==== AVAILABLE RECORDS

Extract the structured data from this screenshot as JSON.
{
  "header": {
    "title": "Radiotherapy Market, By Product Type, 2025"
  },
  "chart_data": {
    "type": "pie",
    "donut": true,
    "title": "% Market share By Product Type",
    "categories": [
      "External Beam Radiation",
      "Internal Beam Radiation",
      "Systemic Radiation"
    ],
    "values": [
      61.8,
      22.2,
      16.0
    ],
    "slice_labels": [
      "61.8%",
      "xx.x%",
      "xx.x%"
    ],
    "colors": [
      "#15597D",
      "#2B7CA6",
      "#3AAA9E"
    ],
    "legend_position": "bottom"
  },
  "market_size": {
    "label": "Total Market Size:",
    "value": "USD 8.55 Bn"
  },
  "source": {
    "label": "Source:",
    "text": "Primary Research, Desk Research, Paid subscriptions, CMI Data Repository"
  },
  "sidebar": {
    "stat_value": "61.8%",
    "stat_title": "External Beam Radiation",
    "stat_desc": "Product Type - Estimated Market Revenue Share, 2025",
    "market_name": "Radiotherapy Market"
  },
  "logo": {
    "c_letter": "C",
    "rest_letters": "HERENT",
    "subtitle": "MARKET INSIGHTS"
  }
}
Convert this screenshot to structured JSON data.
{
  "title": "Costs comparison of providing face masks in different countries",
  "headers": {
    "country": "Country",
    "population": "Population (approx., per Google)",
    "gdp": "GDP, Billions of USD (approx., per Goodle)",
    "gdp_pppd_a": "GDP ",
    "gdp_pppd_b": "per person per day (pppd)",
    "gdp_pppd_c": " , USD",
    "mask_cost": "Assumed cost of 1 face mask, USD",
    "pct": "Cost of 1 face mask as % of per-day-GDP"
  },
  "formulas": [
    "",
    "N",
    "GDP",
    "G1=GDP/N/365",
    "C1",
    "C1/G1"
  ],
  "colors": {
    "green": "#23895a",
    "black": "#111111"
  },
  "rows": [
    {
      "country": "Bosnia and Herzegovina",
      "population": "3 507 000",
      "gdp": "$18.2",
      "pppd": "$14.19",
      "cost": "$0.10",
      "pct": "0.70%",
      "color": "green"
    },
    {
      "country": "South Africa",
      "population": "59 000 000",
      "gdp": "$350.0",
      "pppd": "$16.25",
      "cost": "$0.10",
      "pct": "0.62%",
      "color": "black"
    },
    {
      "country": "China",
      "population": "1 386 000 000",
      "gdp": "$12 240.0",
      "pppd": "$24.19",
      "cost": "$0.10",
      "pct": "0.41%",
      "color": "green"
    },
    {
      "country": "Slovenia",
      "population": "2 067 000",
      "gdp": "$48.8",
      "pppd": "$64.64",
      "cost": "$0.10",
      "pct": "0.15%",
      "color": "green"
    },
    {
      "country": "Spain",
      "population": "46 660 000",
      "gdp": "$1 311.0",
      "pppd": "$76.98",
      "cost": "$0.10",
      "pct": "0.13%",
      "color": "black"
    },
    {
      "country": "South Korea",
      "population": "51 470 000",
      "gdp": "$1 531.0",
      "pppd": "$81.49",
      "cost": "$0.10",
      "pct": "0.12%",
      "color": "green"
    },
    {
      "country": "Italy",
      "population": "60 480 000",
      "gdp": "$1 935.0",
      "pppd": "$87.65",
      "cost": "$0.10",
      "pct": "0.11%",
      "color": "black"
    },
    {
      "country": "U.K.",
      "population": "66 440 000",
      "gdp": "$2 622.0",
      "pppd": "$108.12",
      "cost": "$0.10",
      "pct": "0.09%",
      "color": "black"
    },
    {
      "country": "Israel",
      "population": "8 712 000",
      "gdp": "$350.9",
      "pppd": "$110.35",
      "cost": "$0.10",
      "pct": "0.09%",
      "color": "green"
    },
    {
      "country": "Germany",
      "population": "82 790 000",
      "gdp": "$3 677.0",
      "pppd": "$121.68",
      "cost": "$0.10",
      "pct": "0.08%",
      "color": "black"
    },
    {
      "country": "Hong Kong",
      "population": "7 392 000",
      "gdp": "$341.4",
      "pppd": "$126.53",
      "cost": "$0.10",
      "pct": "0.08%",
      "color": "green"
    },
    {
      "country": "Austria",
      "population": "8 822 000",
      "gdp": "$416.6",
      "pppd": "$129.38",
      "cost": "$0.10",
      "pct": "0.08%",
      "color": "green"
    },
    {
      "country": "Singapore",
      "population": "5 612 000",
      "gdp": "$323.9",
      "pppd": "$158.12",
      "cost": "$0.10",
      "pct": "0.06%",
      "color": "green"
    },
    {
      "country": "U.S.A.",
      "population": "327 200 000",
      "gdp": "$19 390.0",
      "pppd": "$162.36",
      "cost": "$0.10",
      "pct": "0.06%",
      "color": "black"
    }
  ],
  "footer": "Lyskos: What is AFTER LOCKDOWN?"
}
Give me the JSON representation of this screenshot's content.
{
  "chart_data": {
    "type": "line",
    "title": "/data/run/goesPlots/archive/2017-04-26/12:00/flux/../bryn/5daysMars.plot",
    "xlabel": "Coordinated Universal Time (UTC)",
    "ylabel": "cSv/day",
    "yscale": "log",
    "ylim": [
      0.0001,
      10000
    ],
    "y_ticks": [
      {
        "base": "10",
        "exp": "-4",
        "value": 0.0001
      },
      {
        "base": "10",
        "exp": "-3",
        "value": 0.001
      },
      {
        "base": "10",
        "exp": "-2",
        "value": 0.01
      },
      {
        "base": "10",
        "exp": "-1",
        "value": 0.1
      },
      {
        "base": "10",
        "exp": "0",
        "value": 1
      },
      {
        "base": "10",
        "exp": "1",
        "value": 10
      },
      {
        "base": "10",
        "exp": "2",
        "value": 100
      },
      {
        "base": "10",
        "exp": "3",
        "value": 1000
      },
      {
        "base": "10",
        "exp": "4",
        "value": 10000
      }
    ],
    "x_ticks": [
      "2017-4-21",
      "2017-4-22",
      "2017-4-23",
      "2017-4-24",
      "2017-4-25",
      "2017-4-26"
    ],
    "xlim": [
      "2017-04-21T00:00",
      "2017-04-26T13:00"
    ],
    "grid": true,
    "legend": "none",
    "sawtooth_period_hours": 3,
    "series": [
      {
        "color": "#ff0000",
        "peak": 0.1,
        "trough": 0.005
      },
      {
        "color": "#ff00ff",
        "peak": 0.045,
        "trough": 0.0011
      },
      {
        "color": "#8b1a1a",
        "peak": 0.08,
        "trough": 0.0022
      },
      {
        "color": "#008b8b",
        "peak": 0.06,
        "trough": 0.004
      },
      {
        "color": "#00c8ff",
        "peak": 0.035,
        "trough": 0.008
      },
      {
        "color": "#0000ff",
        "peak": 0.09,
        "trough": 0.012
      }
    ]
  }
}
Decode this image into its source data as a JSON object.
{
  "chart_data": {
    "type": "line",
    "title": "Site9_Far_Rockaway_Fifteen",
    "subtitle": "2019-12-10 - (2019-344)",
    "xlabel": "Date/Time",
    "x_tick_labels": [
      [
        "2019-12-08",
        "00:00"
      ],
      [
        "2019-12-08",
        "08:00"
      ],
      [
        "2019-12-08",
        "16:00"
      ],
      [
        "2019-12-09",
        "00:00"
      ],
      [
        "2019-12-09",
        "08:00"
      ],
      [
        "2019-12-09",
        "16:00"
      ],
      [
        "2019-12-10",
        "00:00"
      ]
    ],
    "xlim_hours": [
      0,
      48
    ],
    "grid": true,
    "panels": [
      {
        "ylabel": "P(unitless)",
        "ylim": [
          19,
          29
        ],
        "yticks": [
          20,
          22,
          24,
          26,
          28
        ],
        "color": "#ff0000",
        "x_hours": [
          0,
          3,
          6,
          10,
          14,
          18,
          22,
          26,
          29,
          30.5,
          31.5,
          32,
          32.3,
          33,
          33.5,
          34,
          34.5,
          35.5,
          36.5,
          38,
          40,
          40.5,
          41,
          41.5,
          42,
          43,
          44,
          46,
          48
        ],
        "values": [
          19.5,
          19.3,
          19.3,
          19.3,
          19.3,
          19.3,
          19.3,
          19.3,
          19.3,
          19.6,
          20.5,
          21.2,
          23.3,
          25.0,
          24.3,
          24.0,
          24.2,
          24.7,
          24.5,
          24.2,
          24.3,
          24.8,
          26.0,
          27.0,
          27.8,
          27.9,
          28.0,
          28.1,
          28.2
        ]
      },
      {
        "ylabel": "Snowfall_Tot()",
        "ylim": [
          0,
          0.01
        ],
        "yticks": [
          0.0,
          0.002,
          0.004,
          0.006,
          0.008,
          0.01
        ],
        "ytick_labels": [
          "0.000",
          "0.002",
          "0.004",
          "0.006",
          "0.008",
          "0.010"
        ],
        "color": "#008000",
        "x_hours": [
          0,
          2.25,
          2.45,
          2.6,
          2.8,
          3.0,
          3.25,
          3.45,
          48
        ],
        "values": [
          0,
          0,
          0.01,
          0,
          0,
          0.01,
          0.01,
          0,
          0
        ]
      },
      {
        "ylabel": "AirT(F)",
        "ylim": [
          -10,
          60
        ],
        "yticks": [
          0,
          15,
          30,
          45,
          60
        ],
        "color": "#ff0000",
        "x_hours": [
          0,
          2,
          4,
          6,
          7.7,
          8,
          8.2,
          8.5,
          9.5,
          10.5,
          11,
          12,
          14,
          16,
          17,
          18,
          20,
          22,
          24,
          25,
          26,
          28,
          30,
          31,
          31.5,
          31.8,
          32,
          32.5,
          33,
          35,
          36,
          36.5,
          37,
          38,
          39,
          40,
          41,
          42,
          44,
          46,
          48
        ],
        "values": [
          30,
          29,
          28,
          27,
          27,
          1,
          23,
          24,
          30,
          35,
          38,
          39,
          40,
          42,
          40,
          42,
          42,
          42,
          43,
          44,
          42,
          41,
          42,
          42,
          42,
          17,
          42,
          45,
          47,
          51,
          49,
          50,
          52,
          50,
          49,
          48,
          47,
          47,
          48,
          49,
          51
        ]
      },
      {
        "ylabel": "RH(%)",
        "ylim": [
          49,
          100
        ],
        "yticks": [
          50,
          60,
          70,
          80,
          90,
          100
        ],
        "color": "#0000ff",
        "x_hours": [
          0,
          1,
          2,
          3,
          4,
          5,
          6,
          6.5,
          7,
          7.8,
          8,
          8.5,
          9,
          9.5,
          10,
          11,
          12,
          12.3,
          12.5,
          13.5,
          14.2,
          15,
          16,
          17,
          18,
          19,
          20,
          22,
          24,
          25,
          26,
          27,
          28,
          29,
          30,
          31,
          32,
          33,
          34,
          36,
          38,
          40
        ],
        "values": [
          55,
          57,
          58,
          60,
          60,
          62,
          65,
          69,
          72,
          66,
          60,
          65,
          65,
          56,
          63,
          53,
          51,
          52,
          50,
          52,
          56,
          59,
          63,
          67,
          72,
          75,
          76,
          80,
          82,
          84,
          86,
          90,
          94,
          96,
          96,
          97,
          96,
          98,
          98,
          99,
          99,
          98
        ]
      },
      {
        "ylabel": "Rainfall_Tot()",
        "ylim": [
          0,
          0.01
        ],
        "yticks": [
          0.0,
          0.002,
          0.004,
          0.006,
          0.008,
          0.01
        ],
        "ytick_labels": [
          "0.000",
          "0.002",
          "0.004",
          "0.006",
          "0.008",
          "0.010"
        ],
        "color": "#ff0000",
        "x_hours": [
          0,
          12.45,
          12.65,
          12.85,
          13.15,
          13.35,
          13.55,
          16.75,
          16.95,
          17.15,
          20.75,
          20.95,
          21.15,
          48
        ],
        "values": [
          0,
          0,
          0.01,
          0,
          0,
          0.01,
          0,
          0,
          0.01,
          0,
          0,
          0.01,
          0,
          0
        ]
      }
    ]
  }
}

========

Make a copy of each line that contains the string "xlabel".

TASK RESULT =>
    "xlabel": "Coordinated Universal Time (UTC)",
    "xlabel": "Date/Time",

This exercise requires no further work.